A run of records
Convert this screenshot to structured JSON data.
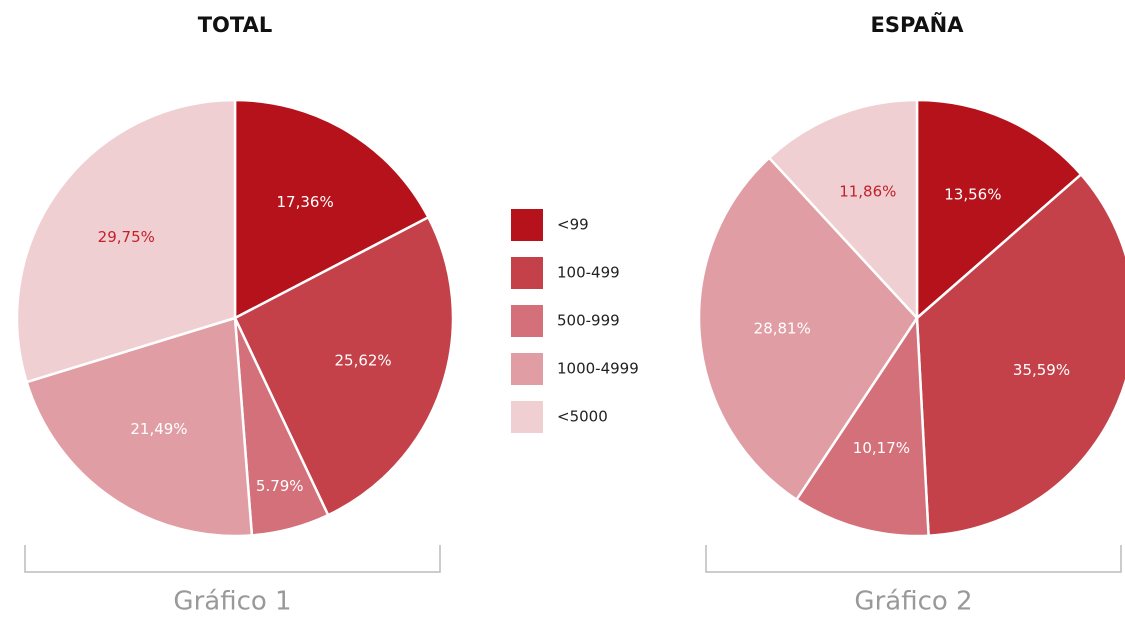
{
  "chart_data": [
    {
      "type": "pie",
      "title": "TOTAL",
      "caption": "Gráfico 1",
      "values": [
        17.36,
        25.62,
        5.79,
        21.49,
        29.75
      ],
      "value_labels": [
        "17,36%",
        "25,62%",
        "5.79%",
        "21,49%",
        "29,75%"
      ]
    },
    {
      "type": "pie",
      "title": "ESPAÑA",
      "caption": "Gráfico 2",
      "values": [
        13.56,
        35.59,
        10.17,
        28.81,
        11.86
      ],
      "value_labels": [
        "13,56%",
        "35,59%",
        "10,17%",
        "28,81%",
        "11,86%"
      ]
    }
  ],
  "legend": {
    "labels": [
      "<99",
      "100-499",
      "500-999",
      "1000-4999",
      "<5000"
    ],
    "colors": [
      "#b5121b",
      "#c4414a",
      "#d4707a",
      "#e09ea4",
      "#f0cfd2"
    ]
  }
}
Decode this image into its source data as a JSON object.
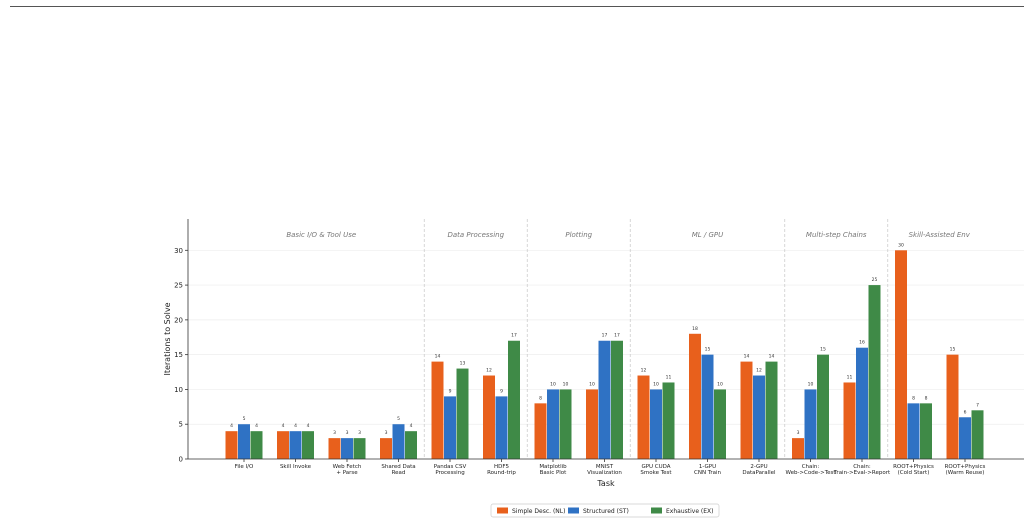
{
  "chart_data": {
    "type": "bar",
    "xlabel": "Task",
    "ylabel": "Iterations to Solve",
    "ylim": [
      0,
      34.5
    ],
    "yticks": [
      0,
      5,
      10,
      15,
      20,
      25,
      30
    ],
    "grid": true,
    "legend_placement": "bottom-center",
    "categories": [
      [
        "File I/O"
      ],
      [
        "Skill Invoke"
      ],
      [
        "Web Fetch",
        "+ Parse"
      ],
      [
        "Shared Data",
        "Read"
      ],
      [
        "Pandas CSV",
        "Processing"
      ],
      [
        "HDF5",
        "Round-trip"
      ],
      [
        "Matplotlib",
        "Basic Plot"
      ],
      [
        "MNIST",
        "Visualization"
      ],
      [
        "GPU CUDA",
        "Smoke Test"
      ],
      [
        "1-GPU",
        "CNN Train"
      ],
      [
        "2-GPU",
        "DataParallel"
      ],
      [
        "Chain:",
        "Web->Code->Test"
      ],
      [
        "Chain:",
        "Train->Eval->Report"
      ],
      [
        "ROOT+Physics",
        "(Cold Start)"
      ],
      [
        "ROOT+Physics",
        "(Warm Reuse)"
      ]
    ],
    "groups": [
      {
        "label": "Basic I/O & Tool Use",
        "start": 0,
        "end": 3
      },
      {
        "label": "Data Processing",
        "start": 4,
        "end": 5
      },
      {
        "label": "Plotting",
        "start": 6,
        "end": 7
      },
      {
        "label": "ML / GPU",
        "start": 8,
        "end": 10
      },
      {
        "label": "Multi-step Chains",
        "start": 11,
        "end": 12
      },
      {
        "label": "Skill-Assisted Env",
        "start": 13,
        "end": 14
      }
    ],
    "series": [
      {
        "name": "Simple Desc. (NL)",
        "color": "#e8601c",
        "values": [
          4,
          4,
          3,
          3,
          14,
          12,
          8,
          10,
          12,
          18,
          14,
          3,
          11,
          30,
          15
        ]
      },
      {
        "name": "Structured (ST)",
        "color": "#2f72c4",
        "values": [
          5,
          4,
          3,
          5,
          9,
          9,
          10,
          17,
          10,
          15,
          12,
          10,
          16,
          8,
          6
        ]
      },
      {
        "name": "Exhaustive (EX)",
        "color": "#3f8a47",
        "values": [
          4,
          4,
          3,
          4,
          13,
          17,
          10,
          17,
          11,
          10,
          14,
          15,
          25,
          8,
          7
        ]
      }
    ]
  }
}
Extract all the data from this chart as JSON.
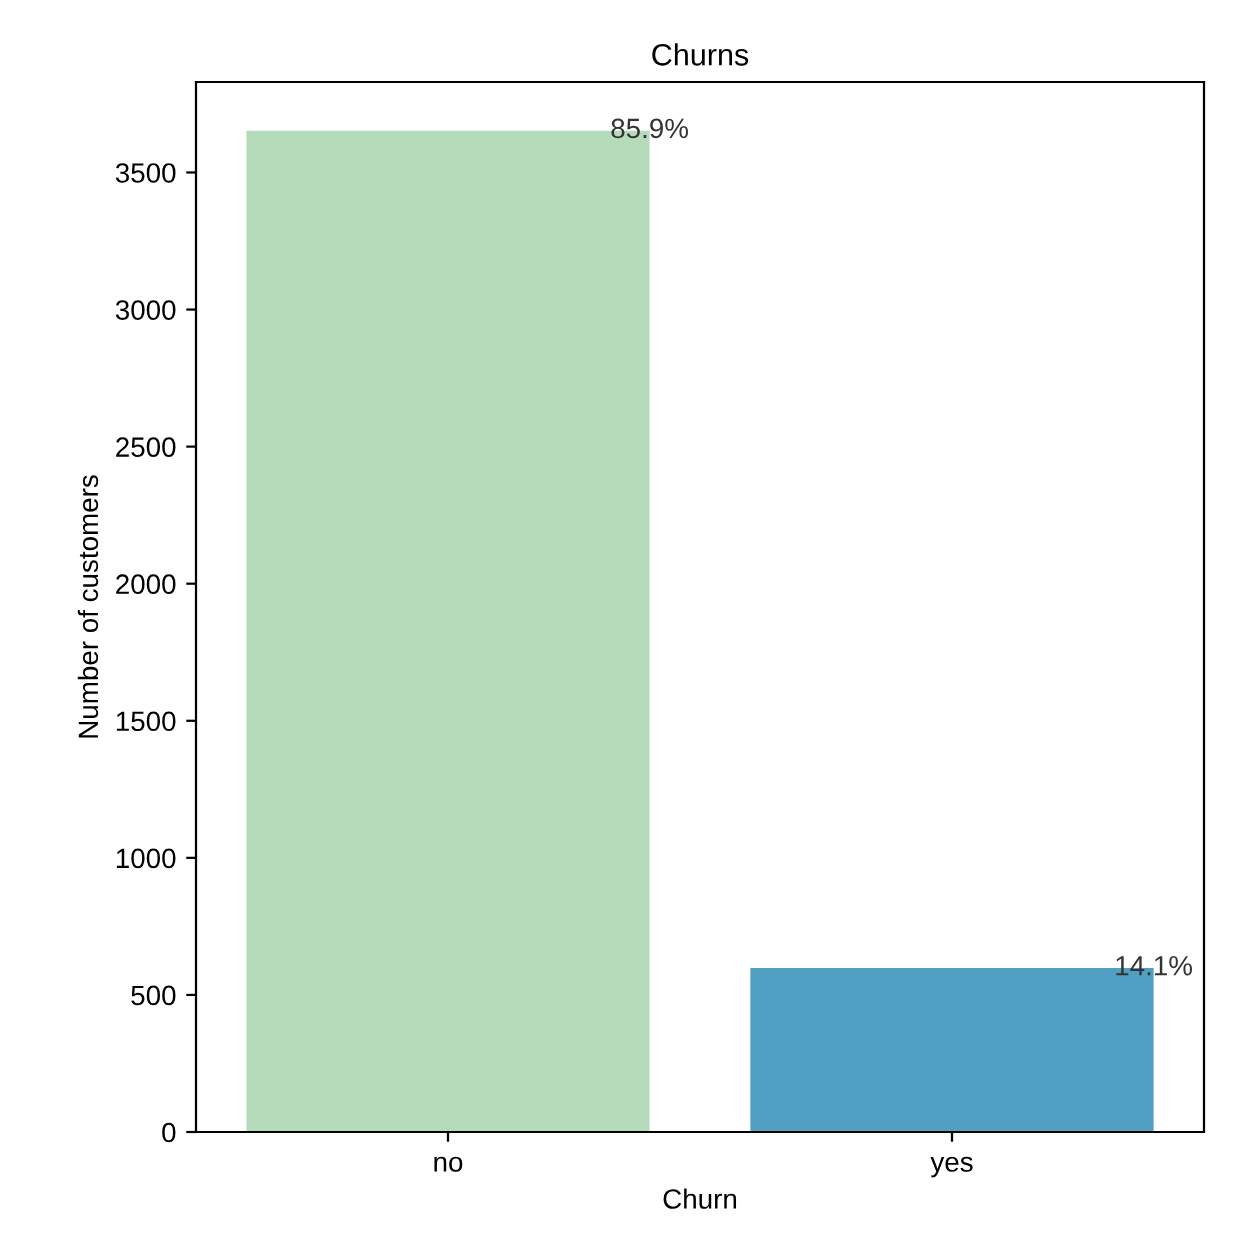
{
  "chart_data": {
    "type": "bar",
    "title": "Churns",
    "xlabel": "Churn",
    "ylabel": "Number of customers",
    "categories": [
      "no",
      "yes"
    ],
    "values": [
      3652,
      598
    ],
    "colors": [
      "#b5dbba",
      "#519fc2"
    ],
    "annotations": [
      "85.9%",
      "14.1%"
    ],
    "ylim": [
      0,
      3830
    ],
    "yticks": [
      0,
      500,
      1000,
      1500,
      2000,
      2500,
      3000,
      3500
    ],
    "grid": false,
    "legend": false
  }
}
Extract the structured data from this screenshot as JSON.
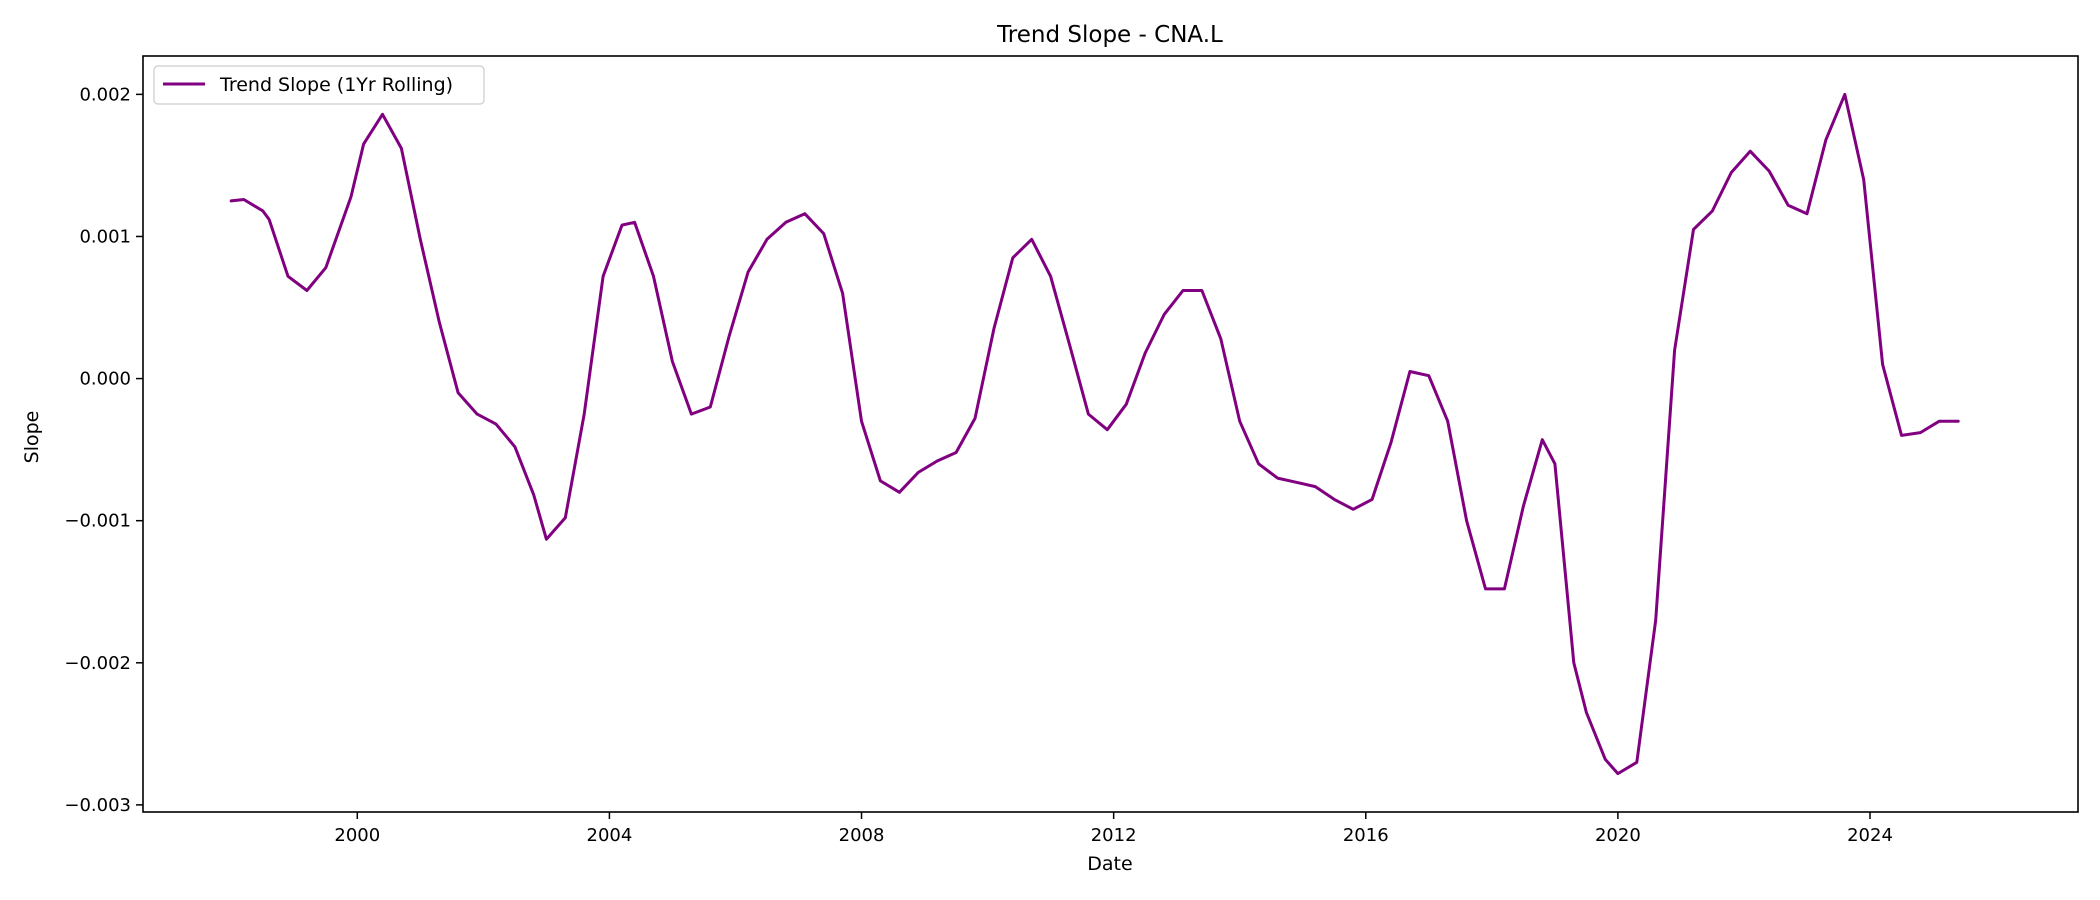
{
  "chart_data": {
    "type": "line",
    "title": "Trend Slope - CNA.L",
    "xlabel": "Date",
    "ylabel": "Slope",
    "xlim": [
      1996.6,
      2027.3
    ],
    "ylim": [
      -0.00305,
      0.00227
    ],
    "x_ticks": [
      2000,
      2004,
      2008,
      2012,
      2016,
      2020,
      2024
    ],
    "x_tick_labels": [
      "2000",
      "2004",
      "2008",
      "2012",
      "2016",
      "2020",
      "2024"
    ],
    "y_ticks": [
      0.002,
      0.001,
      0.0,
      -0.001,
      -0.002,
      -0.003
    ],
    "y_tick_labels": [
      "0.002",
      "0.001",
      "0.000",
      "−0.001",
      "−0.002",
      "−0.003"
    ],
    "grid": false,
    "legend": {
      "position": "top-left",
      "entries": [
        "Trend Slope (1Yr Rolling)"
      ]
    },
    "colors": {
      "series": "#800080",
      "axes": "#000000"
    },
    "series": [
      {
        "name": "Trend Slope (1Yr Rolling)",
        "x": [
          1998.0,
          1998.2,
          1998.5,
          1998.6,
          1998.9,
          1999.2,
          1999.5,
          1999.9,
          2000.1,
          2000.4,
          2000.7,
          2001.0,
          2001.3,
          2001.6,
          2001.9,
          2002.2,
          2002.5,
          2002.8,
          2003.0,
          2003.3,
          2003.6,
          2003.9,
          2004.2,
          2004.4,
          2004.7,
          2005.0,
          2005.3,
          2005.6,
          2005.9,
          2006.2,
          2006.5,
          2006.8,
          2007.1,
          2007.4,
          2007.7,
          2008.0,
          2008.3,
          2008.6,
          2008.9,
          2009.2,
          2009.5,
          2009.8,
          2010.1,
          2010.4,
          2010.7,
          2011.0,
          2011.3,
          2011.6,
          2011.9,
          2012.2,
          2012.5,
          2012.8,
          2013.1,
          2013.4,
          2013.7,
          2014.0,
          2014.3,
          2014.6,
          2014.9,
          2015.2,
          2015.5,
          2015.8,
          2016.1,
          2016.4,
          2016.7,
          2017.0,
          2017.3,
          2017.6,
          2017.9,
          2018.2,
          2018.5,
          2018.8,
          2019.0,
          2019.3,
          2019.5,
          2019.8,
          2020.0,
          2020.3,
          2020.6,
          2020.9,
          2021.2,
          2021.5,
          2021.8,
          2022.1,
          2022.4,
          2022.7,
          2023.0,
          2023.3,
          2023.6,
          2023.9,
          2024.2,
          2024.5,
          2024.8,
          2025.1,
          2025.4
        ],
        "y": [
          0.00125,
          0.00126,
          0.00118,
          0.00112,
          0.00072,
          0.00062,
          0.00078,
          0.00128,
          0.00165,
          0.00186,
          0.00162,
          0.00098,
          0.0004,
          -0.0001,
          -0.00025,
          -0.00032,
          -0.00048,
          -0.00082,
          -0.00113,
          -0.00098,
          -0.00025,
          0.00072,
          0.00108,
          0.0011,
          0.00072,
          0.00012,
          -0.00025,
          -0.0002,
          0.0003,
          0.00075,
          0.00098,
          0.0011,
          0.00116,
          0.00102,
          0.0006,
          -0.0003,
          -0.00072,
          -0.0008,
          -0.00066,
          -0.00058,
          -0.00052,
          -0.00028,
          0.00035,
          0.00085,
          0.00098,
          0.00072,
          0.00024,
          -0.00025,
          -0.00036,
          -0.00018,
          0.00018,
          0.00045,
          0.00062,
          0.00062,
          0.00028,
          -0.0003,
          -0.0006,
          -0.0007,
          -0.00073,
          -0.00076,
          -0.00085,
          -0.00092,
          -0.00085,
          -0.00045,
          5e-05,
          2e-05,
          -0.0003,
          -0.001,
          -0.00148,
          -0.00148,
          -0.0009,
          -0.00043,
          -0.0006,
          -0.002,
          -0.00235,
          -0.00268,
          -0.00278,
          -0.0027,
          -0.0017,
          0.0002,
          0.00105,
          0.00118,
          0.00145,
          0.0016,
          0.00146,
          0.00122,
          0.00116,
          0.00168,
          0.002,
          0.0014,
          0.0001,
          -0.0004,
          -0.00038,
          -0.0003,
          -0.0003
        ]
      }
    ]
  }
}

## What the task asks
Among the lines of the listing, how many hold the string "Trend"? Respond with only the number.

## Solution to this task
3